What follows are records. Restate all of them word for word.

▶ _INPUT_
---*---
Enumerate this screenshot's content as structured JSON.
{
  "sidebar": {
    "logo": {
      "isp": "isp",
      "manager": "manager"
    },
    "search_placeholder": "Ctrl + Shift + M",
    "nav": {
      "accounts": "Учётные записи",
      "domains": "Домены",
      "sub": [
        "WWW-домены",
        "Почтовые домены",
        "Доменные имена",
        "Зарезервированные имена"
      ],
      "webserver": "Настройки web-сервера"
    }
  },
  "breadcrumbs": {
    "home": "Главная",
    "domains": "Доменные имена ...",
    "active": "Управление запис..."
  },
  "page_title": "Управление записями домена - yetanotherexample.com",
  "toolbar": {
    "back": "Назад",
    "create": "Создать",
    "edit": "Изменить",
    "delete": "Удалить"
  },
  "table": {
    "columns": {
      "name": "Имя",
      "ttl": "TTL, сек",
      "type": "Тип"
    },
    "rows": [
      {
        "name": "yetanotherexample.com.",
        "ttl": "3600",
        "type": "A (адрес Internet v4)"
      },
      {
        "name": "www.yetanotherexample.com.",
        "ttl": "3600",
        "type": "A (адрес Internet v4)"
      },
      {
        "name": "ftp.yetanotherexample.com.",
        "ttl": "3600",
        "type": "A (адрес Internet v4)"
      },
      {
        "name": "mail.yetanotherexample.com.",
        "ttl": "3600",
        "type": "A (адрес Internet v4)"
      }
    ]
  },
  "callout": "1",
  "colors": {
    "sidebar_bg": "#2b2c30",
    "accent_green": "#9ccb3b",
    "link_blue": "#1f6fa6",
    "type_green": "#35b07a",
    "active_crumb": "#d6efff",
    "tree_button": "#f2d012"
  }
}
---*---
▶ _OUTPUT FOR THIS TASK_
Enumerate this screenshot's content as structured JSON.
{
  "sidebar": {
    "logo": {
      "isp": "isp",
      "manager": "manager"
    },
    "search_placeholder": "Ctrl + Shift + M",
    "nav": {
      "accounts": "Учётные записи",
      "domains": "Домены",
      "sub": [
        "WWW-домены",
        "Почтовые домены",
        "Доменные имена",
        "Зарезервированные имена"
      ],
      "webserver": "Настройки web-сервера"
    }
  },
  "breadcrumbs": {
    "home": "Главная",
    "domains": "Доменные имена ...",
    "active": "Управление запис..."
  },
  "page_title": "Управление записями домена - yetanotherexample.com",
  "toolbar": {
    "back": "Назад",
    "create": "Создать",
    "edit": "Изменить",
    "delete": "Удалить"
  },
  "table": {
    "columns": {
      "name": "Имя",
      "ttl": "TTL, сек",
      "type": "Тип"
    },
    "rows": [
      {
        "name": "yetanotherexample.com.",
        "ttl": "3600",
        "type": "A (адрес Internet v4)"
      },
      {
        "name": "www.yetanotherexample.com.",
        "ttl": "3600",
        "type": "A (адрес Internet v4)"
      },
      {
        "name": "ftp.yetanotherexample.com.",
        "ttl": "3600",
        "type": "A (адрес Internet v4)"
      },
      {
        "name": "mail.yetanotherexample.com.",
        "ttl": "3600",
        "type": "A (адрес Internet v4)"
      }
    ]
  },
  "callout": "1",
  "colors": {
    "sidebar_bg": "#2b2c30",
    "accent_green": "#9ccb3b",
    "link_blue": "#1f6fa6",
    "type_green": "#35b07a",
    "active_crumb": "#d6efff",
    "tree_button": "#f2d012"
  }
}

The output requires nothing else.